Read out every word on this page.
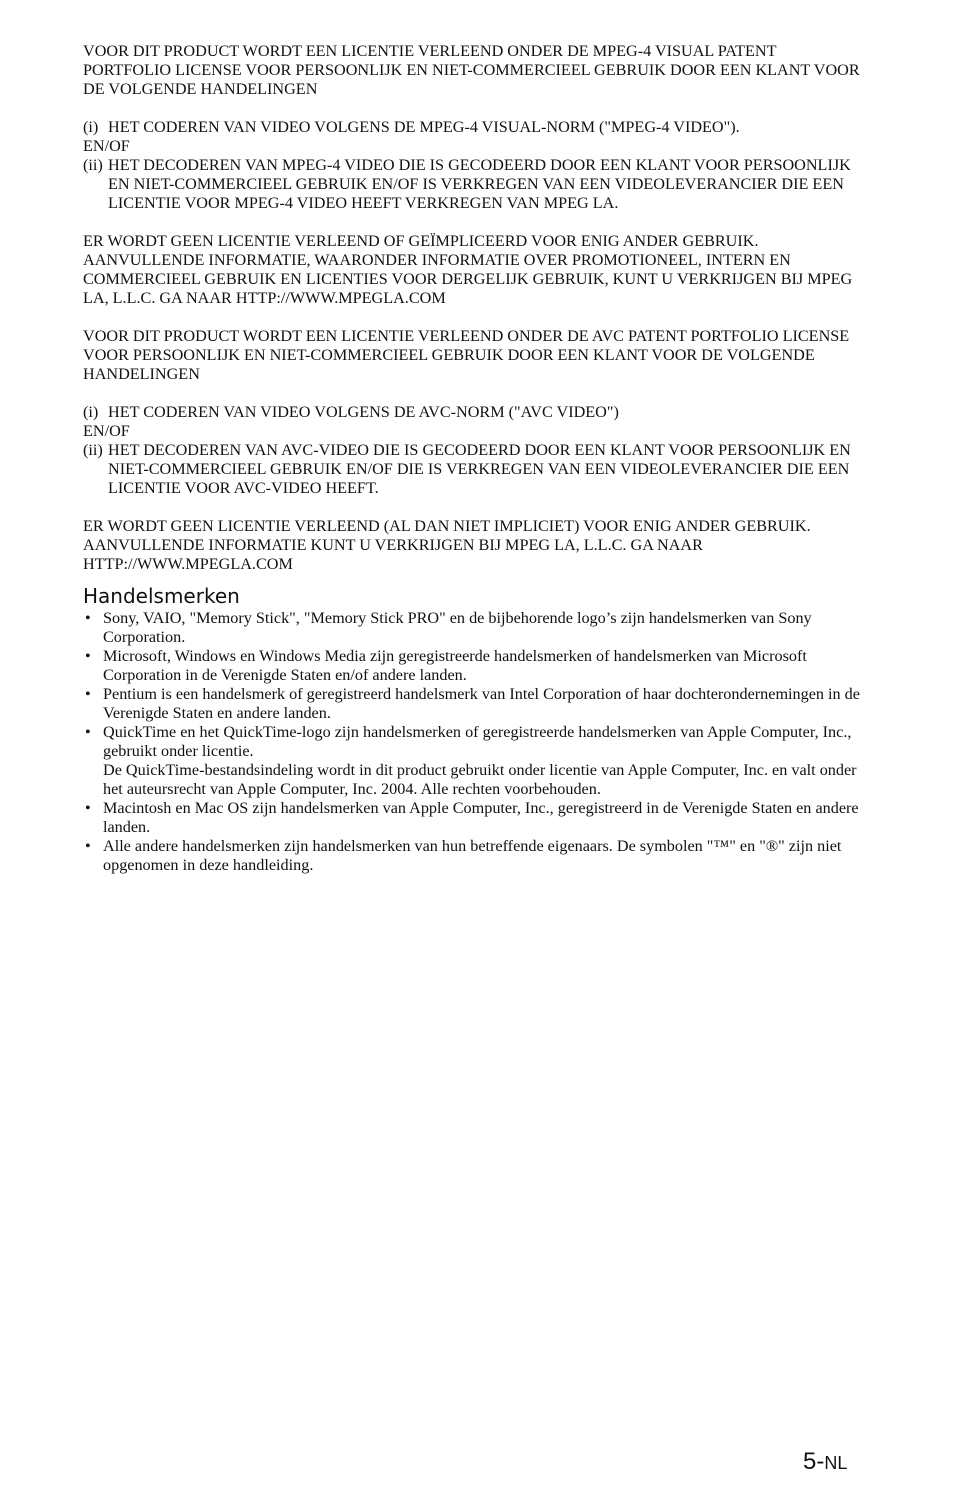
VOOR DIT PRODUCT WORDT EEN LICENTIE VERLEEND ONDER DE MPEG-4 VISUAL PATENT PORTFOLIO LICENSE VOOR PERSOONLIJK EN NIET-COMMERCIEEL GEBRUIK DOOR EEN KLANT VOOR DE VOLGENDE HANDELINGEN

(i) HET CODEREN VAN VIDEO VOLGENS DE MPEG-4 VISUAL-NORM ("MPEG-4 VIDEO").
EN/OF
(ii) HET DECODEREN VAN MPEG-4 VIDEO DIE IS GECODEERD DOOR EEN KLANT VOOR PERSOONLIJK EN NIET-COMMERCIEEL GEBRUIK EN/OF IS VERKREGEN VAN EEN VIDEOLEVERANCIER DIE EEN LICENTIE VOOR MPEG-4 VIDEO HEEFT VERKREGEN VAN MPEG LA.

ER WORDT GEEN LICENTIE VERLEEND OF GEÏMPLICEERD VOOR ENIG ANDER GEBRUIK. AANVULLENDE INFORMATIE, WAARONDER INFORMATIE OVER PROMOTIONEEL, INTERN EN COMMERCIEEL GEBRUIK EN LICENTIES VOOR DERGELIJK GEBRUIK, KUNT U VERKRIJGEN BIJ MPEG LA, L.L.C. GA NAAR HTTP://WWW.MPEGLA.COM

VOOR DIT PRODUCT WORDT EEN LICENTIE VERLEEND ONDER DE AVC PATENT PORTFOLIO LICENSE VOOR PERSOONLIJK EN NIET-COMMERCIEEL GEBRUIK DOOR EEN KLANT VOOR DE VOLGENDE HANDELINGEN

(i) HET CODEREN VAN VIDEO VOLGENS DE AVC-NORM ("AVC VIDEO")
EN/OF
(ii) HET DECODEREN VAN AVC-VIDEO DIE IS GECODEERD DOOR EEN KLANT VOOR PERSOONLIJK EN NIET-COMMERCIEEL GEBRUIK EN/OF DIE IS VERKREGEN VAN EEN VIDEOLEVERANCIER DIE EEN LICENTIE VOOR AVC-VIDEO HEEFT.

ER WORDT GEEN LICENTIE VERLEEND (AL DAN NIET IMPLICIET) VOOR ENIG ANDER GEBRUIK. AANVULLENDE INFORMATIE KUNT U VERKRIJGEN BIJ MPEG LA, L.L.C. GA NAAR HTTP://WWW.MPEGLA.COM

Handelsmerken
• Sony, VAIO, "Memory Stick", "Memory Stick PRO" en de bijbehorende logo’s zijn handelsmerken van Sony Corporation.
• Microsoft, Windows en Windows Media zijn geregistreerde handelsmerken of handelsmerken van Microsoft Corporation in de Verenigde Staten en/of andere landen.
• Pentium is een handelsmerk of geregistreerd handelsmerk van Intel Corporation of haar dochterondernemingen in de Verenigde Staten en andere landen.
• QuickTime en het QuickTime-logo zijn handelsmerken of geregistreerde handelsmerken van Apple Computer, Inc., gebruikt onder licentie.
De QuickTime-bestandsindeling wordt in dit product gebruikt onder licentie van Apple Computer, Inc. en valt onder het auteursrecht van Apple Computer, Inc. 2004. Alle rechten voorbehouden.
• Macintosh en Mac OS zijn handelsmerken van Apple Computer, Inc., geregistreerd in de Verenigde Staten en andere landen.
• Alle andere handelsmerken zijn handelsmerken van hun betreffende eigenaars. De symbolen "™" en "®" zijn niet opgenomen in deze handleiding.
5-NL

_ _ _

Instructions to follow:
If a line in the data above holds the string "DECODEREN", copy it.

Reply to the exercise:
(ii) HET DECODEREN VAN MPEG-4 VIDEO DIE IS GECODEERD DOOR EEN KLANT VOOR PERSOONLIJK EN NIET-COMMERCIEEL GEBRUIK EN/OF IS VERKREGEN VAN EEN VIDEOLEVERANCIER DIE EEN LICENTIE VOOR MPEG-4 VIDEO HEEFT VERKREGEN VAN MPEG LA.
(ii) HET DECODEREN VAN AVC-VIDEO DIE IS GECODEERD DOOR EEN KLANT VOOR PERSOONLIJK EN NIET-COMMERCIEEL GEBRUIK EN/OF DIE IS VERKREGEN VAN EEN VIDEOLEVERANCIER DIE EEN LICENTIE VOOR AVC-VIDEO HEEFT.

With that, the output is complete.